# [Exercise]
Please find all lines in the data that hold the string "subtitle" and copy them.
►
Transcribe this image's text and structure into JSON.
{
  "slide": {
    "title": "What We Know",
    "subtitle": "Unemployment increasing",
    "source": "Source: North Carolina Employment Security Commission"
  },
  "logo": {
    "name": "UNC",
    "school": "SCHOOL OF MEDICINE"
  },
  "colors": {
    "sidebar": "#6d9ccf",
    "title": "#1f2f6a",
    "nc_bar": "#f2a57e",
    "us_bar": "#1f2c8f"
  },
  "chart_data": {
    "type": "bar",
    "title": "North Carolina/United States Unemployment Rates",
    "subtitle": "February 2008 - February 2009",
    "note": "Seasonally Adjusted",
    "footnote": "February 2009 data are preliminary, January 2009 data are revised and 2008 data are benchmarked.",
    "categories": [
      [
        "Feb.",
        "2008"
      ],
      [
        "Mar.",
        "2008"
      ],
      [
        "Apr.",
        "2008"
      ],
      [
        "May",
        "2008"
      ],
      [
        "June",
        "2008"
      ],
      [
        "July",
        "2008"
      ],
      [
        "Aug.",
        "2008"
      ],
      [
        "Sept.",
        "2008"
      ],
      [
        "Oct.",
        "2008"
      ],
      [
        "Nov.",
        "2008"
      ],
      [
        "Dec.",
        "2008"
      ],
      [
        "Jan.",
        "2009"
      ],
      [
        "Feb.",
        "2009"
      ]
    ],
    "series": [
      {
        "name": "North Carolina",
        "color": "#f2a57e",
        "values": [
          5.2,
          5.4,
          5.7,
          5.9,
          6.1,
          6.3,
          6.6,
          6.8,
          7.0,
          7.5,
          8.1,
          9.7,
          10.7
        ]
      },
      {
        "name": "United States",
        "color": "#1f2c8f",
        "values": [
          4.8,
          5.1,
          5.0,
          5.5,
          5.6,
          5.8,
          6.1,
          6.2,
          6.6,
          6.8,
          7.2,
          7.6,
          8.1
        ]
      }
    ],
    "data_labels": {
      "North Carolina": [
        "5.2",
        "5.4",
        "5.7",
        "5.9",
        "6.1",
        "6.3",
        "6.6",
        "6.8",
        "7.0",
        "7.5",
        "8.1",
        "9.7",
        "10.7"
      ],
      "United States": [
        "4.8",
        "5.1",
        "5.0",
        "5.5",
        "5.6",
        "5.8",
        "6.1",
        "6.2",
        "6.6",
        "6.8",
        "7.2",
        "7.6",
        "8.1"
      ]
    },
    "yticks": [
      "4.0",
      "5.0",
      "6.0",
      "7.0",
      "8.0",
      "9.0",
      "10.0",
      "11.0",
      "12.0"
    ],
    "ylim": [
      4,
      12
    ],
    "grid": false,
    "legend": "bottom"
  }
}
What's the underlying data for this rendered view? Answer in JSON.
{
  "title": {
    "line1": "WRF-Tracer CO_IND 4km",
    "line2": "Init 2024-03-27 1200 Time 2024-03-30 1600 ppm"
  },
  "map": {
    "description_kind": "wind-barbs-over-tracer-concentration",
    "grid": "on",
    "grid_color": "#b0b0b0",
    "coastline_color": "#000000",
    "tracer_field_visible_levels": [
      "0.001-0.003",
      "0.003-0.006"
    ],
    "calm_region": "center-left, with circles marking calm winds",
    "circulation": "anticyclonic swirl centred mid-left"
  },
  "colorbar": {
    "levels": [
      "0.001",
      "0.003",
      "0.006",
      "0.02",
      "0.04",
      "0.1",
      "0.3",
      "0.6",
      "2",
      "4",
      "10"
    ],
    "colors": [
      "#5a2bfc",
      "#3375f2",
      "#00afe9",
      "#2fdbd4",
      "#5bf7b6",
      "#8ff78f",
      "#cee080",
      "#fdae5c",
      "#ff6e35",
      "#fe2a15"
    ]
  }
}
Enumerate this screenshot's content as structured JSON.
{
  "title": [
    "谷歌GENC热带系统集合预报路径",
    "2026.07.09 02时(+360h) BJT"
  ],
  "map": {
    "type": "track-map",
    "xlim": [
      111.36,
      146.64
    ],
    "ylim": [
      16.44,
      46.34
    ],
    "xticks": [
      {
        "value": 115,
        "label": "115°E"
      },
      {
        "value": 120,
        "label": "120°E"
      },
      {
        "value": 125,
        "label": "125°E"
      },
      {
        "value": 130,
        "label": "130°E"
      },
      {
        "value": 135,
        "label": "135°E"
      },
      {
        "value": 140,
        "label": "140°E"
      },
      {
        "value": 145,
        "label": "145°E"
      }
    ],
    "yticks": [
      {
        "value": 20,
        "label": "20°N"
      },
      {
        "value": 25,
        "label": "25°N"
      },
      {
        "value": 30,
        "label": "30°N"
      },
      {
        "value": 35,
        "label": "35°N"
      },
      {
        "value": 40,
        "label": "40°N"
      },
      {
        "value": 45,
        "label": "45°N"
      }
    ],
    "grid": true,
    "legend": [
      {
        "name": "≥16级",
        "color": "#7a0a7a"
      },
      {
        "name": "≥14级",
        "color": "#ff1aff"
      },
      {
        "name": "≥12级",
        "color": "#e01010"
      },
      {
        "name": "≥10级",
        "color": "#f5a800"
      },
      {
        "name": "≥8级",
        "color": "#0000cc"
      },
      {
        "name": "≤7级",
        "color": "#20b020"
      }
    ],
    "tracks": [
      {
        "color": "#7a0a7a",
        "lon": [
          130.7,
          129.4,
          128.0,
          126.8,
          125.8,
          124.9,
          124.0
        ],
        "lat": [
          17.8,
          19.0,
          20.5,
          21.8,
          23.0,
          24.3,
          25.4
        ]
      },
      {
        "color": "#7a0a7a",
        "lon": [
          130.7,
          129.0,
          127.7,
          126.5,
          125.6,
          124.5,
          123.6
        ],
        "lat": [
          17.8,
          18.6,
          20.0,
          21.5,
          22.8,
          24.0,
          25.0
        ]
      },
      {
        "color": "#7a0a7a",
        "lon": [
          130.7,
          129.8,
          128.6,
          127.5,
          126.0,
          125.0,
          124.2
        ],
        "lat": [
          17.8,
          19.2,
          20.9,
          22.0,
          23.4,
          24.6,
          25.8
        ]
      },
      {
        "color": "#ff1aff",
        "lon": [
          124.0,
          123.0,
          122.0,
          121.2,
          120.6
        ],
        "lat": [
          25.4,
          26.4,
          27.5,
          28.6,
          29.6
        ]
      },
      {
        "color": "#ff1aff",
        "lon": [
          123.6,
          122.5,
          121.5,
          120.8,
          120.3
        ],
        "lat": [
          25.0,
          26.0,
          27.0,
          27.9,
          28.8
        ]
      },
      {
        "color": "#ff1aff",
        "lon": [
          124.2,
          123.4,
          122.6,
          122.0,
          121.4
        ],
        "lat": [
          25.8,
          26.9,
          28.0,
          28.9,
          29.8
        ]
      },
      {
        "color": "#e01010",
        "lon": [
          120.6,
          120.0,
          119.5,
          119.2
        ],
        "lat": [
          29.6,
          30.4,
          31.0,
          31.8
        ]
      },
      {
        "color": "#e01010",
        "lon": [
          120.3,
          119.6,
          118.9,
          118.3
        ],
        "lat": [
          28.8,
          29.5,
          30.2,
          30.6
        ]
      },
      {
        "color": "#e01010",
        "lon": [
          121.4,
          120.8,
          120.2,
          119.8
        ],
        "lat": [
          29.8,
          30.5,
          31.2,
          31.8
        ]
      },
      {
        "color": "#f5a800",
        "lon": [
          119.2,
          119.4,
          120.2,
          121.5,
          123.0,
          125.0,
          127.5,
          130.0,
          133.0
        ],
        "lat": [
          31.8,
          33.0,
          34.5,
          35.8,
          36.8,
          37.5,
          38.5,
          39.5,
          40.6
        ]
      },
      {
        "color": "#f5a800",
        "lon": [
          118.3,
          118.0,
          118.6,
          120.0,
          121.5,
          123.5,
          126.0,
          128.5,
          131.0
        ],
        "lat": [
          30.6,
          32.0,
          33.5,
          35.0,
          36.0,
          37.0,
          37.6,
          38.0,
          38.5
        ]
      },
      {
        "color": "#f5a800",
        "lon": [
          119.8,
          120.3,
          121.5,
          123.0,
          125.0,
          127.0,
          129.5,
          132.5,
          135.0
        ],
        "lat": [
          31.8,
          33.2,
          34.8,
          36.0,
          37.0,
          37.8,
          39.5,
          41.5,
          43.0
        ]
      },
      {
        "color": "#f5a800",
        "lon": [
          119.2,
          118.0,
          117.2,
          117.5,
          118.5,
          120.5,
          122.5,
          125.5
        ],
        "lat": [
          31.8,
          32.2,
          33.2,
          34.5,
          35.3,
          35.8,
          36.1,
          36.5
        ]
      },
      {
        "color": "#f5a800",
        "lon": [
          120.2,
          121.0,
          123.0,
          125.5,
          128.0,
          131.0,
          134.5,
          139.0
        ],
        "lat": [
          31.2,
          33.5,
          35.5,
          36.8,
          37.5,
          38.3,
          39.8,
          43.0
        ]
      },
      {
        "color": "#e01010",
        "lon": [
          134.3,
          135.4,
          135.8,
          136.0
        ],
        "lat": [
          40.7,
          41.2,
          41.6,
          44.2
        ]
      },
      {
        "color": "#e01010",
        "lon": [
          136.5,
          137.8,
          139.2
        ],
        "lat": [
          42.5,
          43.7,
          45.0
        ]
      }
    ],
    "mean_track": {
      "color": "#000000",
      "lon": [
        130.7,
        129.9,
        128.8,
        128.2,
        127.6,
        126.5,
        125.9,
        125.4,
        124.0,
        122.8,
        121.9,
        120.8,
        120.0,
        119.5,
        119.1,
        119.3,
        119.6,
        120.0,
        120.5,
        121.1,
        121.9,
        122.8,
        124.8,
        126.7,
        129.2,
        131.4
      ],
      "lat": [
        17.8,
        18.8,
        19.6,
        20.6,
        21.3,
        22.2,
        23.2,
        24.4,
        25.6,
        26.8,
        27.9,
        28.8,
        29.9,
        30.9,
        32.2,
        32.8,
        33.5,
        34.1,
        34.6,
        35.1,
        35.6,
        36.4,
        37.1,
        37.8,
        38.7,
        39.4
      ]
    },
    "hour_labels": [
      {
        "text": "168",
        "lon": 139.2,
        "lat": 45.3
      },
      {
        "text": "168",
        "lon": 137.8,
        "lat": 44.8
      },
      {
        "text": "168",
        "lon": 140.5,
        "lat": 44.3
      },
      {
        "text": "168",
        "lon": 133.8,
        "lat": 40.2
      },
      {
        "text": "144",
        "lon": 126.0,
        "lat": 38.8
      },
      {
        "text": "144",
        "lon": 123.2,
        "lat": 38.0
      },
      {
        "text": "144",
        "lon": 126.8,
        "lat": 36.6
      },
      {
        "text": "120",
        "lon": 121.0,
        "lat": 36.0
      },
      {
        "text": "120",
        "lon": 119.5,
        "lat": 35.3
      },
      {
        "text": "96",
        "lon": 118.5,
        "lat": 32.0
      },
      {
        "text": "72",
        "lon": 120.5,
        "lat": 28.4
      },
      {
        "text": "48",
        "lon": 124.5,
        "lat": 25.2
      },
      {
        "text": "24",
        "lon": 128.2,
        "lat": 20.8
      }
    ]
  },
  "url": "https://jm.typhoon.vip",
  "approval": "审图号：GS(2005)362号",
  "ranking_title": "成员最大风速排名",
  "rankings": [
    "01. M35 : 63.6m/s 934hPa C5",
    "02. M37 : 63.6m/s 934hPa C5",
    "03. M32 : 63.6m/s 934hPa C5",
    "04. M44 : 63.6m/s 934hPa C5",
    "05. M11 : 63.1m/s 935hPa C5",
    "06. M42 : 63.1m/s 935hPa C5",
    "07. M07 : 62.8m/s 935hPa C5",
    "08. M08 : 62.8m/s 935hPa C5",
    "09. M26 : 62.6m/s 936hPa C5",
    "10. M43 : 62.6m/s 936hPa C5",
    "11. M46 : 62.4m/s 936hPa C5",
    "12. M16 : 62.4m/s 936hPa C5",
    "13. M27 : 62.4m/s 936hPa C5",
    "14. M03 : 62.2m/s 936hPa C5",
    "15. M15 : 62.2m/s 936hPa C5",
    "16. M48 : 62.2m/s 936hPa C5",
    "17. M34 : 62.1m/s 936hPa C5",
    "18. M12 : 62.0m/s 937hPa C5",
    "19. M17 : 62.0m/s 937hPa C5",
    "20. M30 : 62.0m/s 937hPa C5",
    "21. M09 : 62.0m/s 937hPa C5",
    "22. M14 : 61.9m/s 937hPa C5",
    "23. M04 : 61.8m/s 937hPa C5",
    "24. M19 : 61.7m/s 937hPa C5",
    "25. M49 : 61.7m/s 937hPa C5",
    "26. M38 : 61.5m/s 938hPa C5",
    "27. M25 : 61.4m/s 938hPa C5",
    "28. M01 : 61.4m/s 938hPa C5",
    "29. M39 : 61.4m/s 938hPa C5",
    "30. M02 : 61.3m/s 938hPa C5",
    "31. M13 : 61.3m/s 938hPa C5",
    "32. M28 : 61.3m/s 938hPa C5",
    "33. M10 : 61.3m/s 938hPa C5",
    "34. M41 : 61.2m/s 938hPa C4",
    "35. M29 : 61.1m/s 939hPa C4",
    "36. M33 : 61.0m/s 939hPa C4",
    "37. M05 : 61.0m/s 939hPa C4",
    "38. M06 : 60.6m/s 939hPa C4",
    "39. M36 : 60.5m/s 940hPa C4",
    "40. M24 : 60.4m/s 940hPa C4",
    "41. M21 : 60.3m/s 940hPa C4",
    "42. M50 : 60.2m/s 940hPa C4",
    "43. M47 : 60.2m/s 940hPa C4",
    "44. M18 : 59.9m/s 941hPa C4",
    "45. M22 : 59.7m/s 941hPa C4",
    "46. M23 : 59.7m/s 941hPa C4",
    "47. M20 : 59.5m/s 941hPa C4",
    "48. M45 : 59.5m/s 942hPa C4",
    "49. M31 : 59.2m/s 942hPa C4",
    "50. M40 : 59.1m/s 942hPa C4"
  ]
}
◄
# [Reply to the task]
    "subtitle": "Unemployment increasing",
    "subtitle": "February 2008 - February 2009",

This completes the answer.